Data excerpts.
• • •

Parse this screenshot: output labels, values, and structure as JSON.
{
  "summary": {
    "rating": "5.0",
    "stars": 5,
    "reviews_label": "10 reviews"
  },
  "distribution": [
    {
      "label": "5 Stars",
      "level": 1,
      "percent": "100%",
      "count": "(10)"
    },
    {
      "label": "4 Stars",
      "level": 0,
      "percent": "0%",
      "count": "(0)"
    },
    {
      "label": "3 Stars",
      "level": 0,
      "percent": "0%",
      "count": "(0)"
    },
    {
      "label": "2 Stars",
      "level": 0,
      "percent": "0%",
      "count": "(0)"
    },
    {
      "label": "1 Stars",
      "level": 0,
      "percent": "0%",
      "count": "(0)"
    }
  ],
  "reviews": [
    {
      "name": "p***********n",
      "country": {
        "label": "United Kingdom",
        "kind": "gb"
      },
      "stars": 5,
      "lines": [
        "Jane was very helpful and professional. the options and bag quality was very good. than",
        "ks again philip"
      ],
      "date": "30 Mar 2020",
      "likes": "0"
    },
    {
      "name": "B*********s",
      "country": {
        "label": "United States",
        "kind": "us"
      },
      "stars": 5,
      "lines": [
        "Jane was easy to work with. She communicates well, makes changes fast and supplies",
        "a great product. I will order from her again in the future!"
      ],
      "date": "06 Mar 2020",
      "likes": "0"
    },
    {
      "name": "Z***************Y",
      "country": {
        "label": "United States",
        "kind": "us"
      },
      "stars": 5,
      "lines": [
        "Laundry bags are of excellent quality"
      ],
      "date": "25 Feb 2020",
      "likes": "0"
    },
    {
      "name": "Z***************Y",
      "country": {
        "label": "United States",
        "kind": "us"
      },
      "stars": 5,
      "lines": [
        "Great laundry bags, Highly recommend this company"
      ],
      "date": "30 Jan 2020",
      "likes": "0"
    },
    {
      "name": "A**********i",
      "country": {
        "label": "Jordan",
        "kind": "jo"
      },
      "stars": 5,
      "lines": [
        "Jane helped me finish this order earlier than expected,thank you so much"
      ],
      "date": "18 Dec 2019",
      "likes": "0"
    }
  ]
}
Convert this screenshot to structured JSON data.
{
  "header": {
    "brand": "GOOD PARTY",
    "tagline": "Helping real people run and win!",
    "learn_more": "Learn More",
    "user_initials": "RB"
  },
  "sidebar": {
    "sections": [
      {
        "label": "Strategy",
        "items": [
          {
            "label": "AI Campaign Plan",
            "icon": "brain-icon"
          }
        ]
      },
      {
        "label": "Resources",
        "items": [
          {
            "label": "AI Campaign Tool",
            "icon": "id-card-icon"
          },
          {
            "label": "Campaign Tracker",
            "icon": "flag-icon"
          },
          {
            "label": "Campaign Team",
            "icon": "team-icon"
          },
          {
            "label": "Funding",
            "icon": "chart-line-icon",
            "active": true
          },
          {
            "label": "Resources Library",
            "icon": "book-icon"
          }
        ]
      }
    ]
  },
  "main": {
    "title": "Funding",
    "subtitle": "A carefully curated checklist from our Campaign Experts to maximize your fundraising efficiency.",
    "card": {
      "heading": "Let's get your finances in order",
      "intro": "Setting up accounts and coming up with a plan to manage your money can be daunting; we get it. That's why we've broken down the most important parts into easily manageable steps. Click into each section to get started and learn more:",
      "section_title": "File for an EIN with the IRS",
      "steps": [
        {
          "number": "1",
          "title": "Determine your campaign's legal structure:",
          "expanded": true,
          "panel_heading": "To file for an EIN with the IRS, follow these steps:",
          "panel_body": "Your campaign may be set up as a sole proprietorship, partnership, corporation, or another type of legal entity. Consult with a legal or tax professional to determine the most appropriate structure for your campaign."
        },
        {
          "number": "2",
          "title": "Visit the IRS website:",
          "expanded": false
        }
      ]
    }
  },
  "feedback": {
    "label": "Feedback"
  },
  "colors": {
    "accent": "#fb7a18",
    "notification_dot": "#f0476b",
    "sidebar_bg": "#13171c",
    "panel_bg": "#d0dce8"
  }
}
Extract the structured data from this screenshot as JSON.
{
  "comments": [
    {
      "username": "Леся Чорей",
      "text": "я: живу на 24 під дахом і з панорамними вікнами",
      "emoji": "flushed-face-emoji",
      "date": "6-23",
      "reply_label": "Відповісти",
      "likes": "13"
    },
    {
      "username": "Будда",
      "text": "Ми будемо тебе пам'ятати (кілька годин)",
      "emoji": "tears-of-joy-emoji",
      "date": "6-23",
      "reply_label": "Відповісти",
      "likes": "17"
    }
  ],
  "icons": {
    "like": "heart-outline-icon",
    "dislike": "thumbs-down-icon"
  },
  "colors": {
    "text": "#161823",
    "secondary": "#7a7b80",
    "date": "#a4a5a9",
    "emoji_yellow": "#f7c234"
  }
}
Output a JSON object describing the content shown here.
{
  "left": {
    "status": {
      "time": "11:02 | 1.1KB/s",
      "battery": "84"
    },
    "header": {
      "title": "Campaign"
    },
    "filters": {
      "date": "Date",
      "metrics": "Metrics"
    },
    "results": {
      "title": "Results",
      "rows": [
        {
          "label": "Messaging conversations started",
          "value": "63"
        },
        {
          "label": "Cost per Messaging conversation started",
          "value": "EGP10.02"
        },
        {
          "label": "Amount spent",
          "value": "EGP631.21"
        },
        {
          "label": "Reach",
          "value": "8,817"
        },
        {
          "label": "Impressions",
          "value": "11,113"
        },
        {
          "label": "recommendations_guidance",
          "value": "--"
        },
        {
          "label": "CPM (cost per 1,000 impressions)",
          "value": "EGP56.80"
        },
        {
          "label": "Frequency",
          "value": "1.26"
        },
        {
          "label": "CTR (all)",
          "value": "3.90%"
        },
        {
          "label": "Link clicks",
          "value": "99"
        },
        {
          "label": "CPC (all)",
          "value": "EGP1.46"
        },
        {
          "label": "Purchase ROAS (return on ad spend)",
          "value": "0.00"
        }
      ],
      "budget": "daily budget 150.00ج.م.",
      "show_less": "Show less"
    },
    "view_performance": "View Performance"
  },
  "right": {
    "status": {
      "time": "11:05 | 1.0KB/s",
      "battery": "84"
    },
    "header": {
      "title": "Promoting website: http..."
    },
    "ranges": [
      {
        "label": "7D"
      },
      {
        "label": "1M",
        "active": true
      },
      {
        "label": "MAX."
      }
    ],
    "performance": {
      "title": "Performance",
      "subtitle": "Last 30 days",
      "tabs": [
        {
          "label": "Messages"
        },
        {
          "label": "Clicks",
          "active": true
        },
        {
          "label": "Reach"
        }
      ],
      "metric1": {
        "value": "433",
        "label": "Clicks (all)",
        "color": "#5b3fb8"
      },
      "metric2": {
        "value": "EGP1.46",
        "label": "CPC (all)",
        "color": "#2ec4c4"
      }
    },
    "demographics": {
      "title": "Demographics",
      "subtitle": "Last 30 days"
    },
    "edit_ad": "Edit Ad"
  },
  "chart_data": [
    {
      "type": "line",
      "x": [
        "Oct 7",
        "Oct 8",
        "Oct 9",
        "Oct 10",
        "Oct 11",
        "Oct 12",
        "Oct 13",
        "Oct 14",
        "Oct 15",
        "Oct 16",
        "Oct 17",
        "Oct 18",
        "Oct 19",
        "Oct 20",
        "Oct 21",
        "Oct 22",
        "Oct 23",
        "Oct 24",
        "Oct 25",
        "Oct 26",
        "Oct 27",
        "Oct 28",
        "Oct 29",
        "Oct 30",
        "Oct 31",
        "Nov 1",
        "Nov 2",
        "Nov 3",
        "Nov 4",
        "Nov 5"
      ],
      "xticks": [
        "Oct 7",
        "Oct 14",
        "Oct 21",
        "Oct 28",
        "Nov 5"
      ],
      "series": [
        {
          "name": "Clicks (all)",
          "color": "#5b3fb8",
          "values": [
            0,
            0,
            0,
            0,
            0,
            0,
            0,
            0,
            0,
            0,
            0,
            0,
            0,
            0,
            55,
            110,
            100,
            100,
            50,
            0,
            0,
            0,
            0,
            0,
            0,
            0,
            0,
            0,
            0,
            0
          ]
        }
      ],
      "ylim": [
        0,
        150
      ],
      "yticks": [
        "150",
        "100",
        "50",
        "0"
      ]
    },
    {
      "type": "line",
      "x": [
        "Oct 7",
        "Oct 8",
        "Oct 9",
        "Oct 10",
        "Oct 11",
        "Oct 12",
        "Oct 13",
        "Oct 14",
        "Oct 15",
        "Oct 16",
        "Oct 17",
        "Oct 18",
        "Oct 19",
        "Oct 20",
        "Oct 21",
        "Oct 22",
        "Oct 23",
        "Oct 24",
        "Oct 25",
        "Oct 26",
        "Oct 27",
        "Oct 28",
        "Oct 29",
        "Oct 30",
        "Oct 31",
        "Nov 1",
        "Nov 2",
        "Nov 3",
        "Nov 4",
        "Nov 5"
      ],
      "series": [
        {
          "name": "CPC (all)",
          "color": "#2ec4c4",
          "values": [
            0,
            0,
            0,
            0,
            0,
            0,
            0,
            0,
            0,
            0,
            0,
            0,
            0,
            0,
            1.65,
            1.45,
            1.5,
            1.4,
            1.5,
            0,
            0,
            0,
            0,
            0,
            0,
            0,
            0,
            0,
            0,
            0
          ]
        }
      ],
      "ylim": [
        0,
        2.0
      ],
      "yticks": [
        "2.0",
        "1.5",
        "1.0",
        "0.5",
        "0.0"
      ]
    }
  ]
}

• • •

EXERCISE.
Identify the lines of the entries containing the string "again". Copy each such line.

SOLUTION FOR THIS EXERCISE.
        "ks again philip"
        "a great product. I will order from her again in the future!"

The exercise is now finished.